**THE REQUEST:** Pick out every line holding the string "document" and copy it.

+++ MATERIAL PROVIDED

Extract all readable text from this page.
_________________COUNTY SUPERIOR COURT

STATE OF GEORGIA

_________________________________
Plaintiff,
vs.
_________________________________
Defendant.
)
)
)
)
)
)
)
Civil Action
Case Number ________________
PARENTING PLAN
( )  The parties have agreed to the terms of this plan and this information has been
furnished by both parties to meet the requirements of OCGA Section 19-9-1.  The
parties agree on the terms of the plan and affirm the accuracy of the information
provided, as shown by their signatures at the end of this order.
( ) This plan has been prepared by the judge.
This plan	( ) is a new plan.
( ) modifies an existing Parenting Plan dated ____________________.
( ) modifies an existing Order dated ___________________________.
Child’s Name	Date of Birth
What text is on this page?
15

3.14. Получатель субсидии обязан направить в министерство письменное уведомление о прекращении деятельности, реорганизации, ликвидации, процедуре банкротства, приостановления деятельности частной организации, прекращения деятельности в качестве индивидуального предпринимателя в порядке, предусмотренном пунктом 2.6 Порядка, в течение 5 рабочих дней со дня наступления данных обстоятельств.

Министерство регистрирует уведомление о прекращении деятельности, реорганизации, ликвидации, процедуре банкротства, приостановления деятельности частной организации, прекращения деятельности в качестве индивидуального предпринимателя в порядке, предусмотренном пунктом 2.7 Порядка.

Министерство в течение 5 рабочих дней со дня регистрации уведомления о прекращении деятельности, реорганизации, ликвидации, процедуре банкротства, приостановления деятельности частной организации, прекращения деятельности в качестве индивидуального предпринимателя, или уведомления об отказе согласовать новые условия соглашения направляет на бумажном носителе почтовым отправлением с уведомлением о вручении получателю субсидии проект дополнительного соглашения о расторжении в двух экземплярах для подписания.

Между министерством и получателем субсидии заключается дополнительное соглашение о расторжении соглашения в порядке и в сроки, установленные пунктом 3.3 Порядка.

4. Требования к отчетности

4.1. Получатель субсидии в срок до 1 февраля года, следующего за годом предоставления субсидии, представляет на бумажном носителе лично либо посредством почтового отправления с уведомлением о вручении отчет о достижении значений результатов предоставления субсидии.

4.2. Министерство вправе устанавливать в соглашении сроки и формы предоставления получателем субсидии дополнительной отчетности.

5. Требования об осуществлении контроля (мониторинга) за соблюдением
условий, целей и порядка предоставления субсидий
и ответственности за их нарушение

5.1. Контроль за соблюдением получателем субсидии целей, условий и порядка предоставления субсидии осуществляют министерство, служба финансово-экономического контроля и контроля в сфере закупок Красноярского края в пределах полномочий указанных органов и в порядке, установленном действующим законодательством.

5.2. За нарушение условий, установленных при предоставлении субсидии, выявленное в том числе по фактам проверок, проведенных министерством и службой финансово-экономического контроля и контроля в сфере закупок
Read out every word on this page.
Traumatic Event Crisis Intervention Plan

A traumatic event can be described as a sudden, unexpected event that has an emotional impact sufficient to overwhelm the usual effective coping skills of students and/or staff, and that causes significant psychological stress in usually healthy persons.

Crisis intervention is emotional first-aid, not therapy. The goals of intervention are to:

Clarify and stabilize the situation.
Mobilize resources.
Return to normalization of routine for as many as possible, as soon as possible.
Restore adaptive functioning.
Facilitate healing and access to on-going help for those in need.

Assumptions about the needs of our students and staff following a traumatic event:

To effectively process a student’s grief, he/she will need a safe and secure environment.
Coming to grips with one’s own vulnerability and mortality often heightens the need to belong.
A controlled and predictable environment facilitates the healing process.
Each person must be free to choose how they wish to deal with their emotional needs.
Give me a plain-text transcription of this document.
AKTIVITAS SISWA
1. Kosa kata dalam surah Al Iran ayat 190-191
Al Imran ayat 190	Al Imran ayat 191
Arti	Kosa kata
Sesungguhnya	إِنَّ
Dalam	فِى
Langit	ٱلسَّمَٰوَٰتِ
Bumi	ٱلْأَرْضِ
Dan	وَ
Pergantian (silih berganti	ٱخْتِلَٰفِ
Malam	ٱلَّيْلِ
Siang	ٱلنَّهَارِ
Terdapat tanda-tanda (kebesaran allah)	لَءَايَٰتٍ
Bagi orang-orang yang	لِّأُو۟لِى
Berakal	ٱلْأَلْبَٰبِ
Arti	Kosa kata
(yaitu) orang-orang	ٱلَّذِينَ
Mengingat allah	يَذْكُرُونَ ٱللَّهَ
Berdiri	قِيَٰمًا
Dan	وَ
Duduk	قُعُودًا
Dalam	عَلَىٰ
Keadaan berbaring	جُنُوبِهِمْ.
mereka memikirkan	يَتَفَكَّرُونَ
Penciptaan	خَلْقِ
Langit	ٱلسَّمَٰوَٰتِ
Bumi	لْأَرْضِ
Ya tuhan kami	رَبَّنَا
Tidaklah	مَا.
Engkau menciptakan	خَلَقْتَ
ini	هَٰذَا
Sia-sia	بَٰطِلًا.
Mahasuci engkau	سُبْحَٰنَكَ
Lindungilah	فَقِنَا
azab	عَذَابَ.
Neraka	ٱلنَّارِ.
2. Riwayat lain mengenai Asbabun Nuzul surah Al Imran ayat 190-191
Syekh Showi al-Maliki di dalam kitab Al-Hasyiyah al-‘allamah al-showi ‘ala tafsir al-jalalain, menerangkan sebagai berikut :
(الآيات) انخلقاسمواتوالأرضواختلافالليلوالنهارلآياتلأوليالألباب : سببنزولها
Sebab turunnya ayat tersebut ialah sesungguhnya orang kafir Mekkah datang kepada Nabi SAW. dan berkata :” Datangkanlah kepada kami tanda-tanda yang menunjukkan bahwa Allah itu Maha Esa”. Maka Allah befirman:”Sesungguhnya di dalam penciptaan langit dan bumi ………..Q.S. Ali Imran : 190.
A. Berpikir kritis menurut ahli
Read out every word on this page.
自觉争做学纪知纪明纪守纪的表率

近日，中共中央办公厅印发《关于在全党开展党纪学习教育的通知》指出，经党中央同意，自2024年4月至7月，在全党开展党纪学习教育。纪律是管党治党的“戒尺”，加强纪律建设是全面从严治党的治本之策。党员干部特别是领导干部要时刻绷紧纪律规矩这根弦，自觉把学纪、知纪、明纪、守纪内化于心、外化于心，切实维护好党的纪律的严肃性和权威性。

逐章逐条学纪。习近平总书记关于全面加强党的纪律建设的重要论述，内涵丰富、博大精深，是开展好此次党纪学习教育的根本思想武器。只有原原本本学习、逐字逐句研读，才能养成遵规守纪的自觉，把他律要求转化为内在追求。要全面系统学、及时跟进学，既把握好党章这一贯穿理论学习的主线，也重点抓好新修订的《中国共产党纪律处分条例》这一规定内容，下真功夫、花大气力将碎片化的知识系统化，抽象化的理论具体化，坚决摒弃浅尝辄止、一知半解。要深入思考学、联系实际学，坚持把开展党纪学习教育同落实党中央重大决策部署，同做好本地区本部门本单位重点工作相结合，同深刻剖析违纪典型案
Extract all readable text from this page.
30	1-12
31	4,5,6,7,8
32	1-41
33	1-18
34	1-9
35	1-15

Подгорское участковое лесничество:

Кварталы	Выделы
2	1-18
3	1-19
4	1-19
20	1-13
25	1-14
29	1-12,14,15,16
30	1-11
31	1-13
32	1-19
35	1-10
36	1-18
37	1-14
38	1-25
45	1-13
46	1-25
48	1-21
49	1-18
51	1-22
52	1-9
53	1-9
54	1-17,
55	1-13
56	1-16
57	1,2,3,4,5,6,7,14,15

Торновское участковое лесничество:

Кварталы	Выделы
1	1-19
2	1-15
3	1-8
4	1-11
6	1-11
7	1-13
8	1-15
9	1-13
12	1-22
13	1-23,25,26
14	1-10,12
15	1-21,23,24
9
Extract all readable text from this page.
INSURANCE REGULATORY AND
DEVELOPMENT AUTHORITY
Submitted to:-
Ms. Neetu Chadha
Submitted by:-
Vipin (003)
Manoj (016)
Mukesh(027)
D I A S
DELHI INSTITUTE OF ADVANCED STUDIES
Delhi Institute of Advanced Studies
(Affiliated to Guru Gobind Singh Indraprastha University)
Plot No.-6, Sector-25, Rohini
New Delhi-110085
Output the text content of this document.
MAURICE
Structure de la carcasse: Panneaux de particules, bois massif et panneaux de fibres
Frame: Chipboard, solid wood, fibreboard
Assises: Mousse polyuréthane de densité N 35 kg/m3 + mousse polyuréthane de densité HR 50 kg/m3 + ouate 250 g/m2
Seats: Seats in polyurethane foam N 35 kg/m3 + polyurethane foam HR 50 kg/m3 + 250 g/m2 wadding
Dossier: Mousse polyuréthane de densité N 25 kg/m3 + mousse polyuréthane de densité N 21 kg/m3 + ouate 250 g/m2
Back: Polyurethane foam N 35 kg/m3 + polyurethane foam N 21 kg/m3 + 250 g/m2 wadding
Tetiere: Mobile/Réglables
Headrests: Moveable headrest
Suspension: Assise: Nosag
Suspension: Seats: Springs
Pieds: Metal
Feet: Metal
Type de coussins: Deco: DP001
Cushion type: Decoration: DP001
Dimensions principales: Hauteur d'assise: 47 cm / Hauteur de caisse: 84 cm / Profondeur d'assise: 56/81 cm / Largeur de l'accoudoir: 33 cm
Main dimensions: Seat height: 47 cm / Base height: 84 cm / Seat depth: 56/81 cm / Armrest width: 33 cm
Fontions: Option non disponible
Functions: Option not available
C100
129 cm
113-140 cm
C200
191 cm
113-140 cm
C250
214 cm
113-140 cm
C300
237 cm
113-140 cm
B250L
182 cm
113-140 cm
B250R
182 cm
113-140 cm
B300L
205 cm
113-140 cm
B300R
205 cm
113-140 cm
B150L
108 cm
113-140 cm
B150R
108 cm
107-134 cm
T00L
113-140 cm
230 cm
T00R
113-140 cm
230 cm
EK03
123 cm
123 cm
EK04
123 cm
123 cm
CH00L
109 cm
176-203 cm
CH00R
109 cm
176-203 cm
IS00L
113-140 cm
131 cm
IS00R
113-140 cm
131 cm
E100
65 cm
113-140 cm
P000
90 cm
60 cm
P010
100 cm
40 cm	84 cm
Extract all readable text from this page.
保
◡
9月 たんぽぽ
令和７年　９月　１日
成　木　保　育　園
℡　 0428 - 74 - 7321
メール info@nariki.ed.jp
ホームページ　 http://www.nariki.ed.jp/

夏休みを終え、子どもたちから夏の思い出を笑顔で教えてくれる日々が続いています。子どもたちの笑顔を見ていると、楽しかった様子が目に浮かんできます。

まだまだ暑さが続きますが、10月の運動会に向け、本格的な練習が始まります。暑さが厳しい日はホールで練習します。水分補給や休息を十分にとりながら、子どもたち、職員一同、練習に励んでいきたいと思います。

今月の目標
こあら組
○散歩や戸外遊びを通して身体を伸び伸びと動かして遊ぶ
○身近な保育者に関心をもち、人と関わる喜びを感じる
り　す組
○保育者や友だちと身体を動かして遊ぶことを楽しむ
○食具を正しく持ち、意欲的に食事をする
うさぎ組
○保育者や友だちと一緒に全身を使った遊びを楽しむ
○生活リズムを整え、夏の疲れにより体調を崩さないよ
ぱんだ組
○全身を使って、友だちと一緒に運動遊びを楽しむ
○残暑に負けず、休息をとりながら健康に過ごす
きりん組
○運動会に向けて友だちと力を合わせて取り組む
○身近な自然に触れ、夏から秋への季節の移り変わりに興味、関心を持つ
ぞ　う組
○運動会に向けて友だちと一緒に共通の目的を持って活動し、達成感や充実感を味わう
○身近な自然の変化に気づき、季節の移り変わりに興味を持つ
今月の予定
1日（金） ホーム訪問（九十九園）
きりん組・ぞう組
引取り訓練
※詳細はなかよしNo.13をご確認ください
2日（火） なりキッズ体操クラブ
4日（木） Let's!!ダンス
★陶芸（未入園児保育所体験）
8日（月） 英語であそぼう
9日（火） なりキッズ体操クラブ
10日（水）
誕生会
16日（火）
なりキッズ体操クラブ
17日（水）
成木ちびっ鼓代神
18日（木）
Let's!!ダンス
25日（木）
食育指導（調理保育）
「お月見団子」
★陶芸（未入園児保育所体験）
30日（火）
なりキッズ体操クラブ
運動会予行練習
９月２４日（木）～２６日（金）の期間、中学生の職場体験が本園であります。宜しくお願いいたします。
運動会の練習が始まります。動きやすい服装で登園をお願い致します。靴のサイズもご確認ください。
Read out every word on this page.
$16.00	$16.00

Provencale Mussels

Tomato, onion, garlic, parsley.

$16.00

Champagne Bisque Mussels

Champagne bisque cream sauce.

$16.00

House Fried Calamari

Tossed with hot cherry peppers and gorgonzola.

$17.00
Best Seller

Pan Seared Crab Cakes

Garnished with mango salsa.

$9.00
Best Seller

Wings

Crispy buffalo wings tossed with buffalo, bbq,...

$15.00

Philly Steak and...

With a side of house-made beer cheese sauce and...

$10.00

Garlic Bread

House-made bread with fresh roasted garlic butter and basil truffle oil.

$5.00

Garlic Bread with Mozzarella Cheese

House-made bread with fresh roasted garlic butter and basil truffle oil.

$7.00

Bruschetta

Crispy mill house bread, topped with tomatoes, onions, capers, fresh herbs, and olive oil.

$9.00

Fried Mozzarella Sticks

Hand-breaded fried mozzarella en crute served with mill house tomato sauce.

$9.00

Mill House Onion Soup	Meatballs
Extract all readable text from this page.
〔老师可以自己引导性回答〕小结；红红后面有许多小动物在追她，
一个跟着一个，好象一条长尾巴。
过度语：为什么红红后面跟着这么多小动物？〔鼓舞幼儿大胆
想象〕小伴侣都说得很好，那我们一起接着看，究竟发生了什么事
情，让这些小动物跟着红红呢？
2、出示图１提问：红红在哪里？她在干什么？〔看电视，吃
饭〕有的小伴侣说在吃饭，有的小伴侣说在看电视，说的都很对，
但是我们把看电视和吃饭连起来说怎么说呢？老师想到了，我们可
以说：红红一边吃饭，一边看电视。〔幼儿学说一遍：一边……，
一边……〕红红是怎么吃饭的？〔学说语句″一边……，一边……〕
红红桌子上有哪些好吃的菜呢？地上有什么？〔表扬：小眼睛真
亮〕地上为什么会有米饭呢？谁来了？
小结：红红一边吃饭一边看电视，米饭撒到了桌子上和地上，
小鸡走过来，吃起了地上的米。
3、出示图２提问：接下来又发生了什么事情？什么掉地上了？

++++++

**TASK OUTPUT:**
Give me a plain-text transcription of this document.
Output the text content of this document.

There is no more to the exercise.